■ Task brief ■
Give only the number of lines that hold the word "động".

◇ ◇ ◇

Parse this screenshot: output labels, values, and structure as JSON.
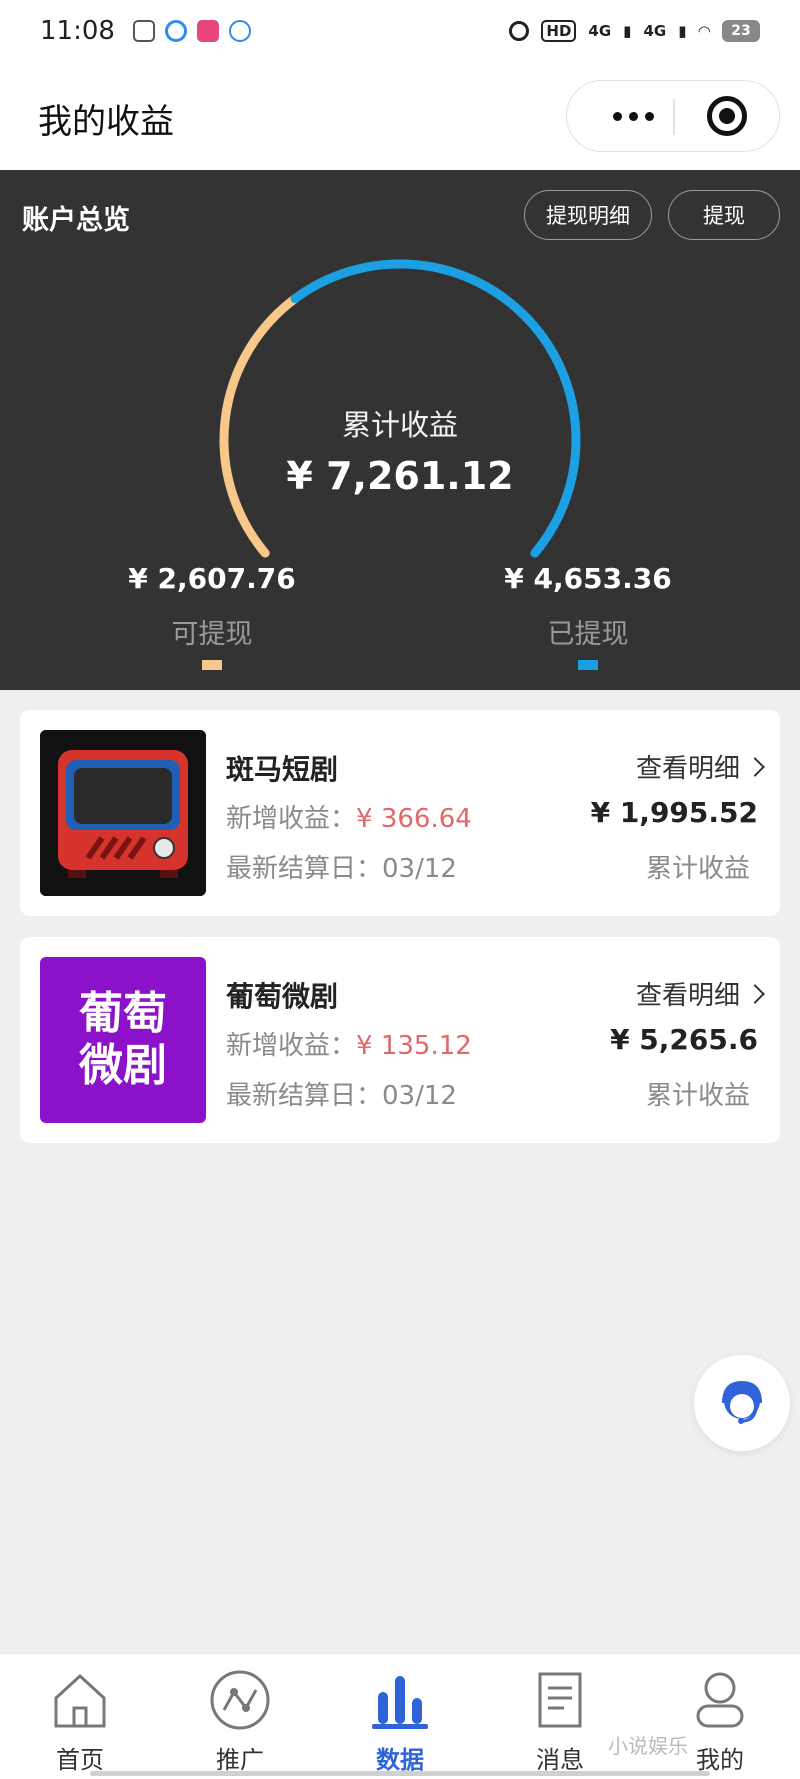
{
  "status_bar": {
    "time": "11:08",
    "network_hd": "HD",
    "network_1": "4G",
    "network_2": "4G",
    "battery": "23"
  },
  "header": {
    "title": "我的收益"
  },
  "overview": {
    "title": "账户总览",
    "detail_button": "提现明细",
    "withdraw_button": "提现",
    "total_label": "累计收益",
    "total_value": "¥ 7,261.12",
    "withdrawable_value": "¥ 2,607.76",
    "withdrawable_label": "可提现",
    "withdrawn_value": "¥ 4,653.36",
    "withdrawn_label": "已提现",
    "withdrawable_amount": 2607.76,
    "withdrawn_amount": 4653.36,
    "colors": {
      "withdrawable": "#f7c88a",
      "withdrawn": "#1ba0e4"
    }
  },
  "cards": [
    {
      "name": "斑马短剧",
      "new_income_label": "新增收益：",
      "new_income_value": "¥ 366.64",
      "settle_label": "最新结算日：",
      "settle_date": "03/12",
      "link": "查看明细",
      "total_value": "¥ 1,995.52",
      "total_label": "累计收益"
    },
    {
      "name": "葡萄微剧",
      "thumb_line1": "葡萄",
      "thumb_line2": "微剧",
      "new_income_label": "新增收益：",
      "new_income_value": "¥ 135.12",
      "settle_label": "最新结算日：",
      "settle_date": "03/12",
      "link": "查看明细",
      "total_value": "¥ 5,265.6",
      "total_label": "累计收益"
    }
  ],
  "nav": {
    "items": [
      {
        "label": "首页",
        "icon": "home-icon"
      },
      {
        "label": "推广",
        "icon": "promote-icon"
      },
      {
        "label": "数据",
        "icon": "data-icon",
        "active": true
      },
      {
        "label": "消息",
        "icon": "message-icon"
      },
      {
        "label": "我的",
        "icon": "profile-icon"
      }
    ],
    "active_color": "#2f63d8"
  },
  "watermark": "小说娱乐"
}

◇ ◇ ◇

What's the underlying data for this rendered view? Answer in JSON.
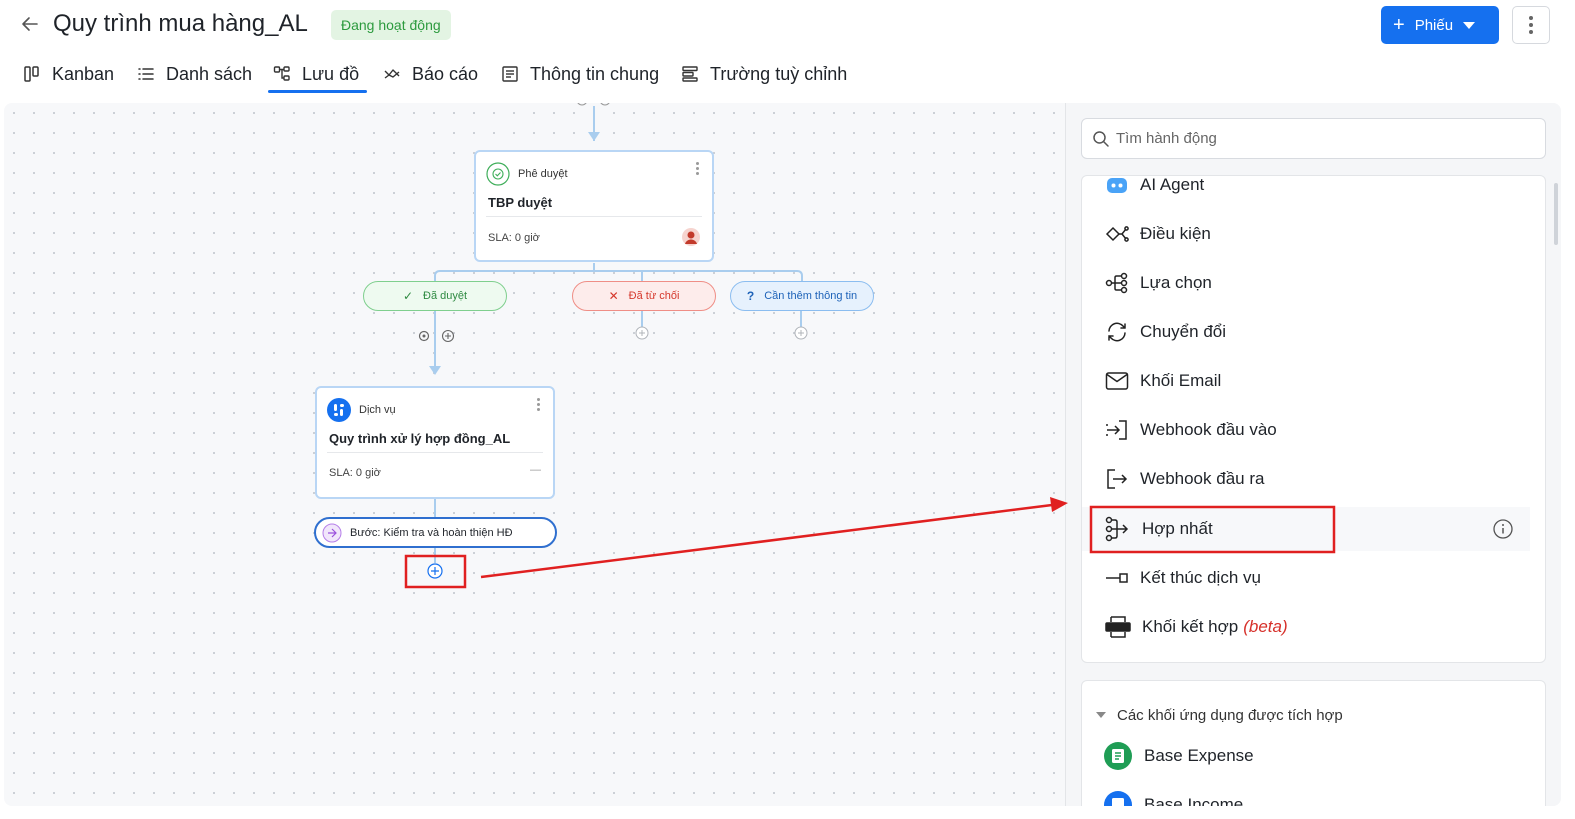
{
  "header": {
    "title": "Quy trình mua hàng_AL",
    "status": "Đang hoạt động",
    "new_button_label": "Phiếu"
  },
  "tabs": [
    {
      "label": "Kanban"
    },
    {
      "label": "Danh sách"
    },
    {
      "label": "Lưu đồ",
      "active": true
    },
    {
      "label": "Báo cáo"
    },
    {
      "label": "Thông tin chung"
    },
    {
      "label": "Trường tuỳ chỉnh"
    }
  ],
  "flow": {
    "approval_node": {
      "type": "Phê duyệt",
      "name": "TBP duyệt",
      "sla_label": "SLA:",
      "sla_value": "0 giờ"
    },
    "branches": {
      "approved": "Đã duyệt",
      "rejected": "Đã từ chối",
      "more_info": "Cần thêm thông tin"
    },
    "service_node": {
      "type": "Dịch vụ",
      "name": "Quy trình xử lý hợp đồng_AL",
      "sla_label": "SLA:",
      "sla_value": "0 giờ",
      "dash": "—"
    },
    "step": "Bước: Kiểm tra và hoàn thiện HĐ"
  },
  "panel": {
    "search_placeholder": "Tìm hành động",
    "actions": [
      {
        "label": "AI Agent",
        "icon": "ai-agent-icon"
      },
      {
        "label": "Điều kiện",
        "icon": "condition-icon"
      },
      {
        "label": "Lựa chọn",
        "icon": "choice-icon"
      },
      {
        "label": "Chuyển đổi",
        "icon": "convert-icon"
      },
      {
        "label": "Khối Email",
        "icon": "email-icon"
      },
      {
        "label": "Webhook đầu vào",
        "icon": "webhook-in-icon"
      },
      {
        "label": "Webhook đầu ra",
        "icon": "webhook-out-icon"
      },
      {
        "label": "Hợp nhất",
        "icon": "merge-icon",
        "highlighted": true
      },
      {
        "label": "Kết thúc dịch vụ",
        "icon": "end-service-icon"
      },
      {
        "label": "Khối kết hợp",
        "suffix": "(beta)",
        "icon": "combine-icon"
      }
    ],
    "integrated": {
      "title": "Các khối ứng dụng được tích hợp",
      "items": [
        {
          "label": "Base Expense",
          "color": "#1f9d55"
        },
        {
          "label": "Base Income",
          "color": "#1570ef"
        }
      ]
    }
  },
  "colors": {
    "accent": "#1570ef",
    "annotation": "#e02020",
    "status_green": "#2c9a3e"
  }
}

◇ ◇ ◇

■ Response to this exercise ■
2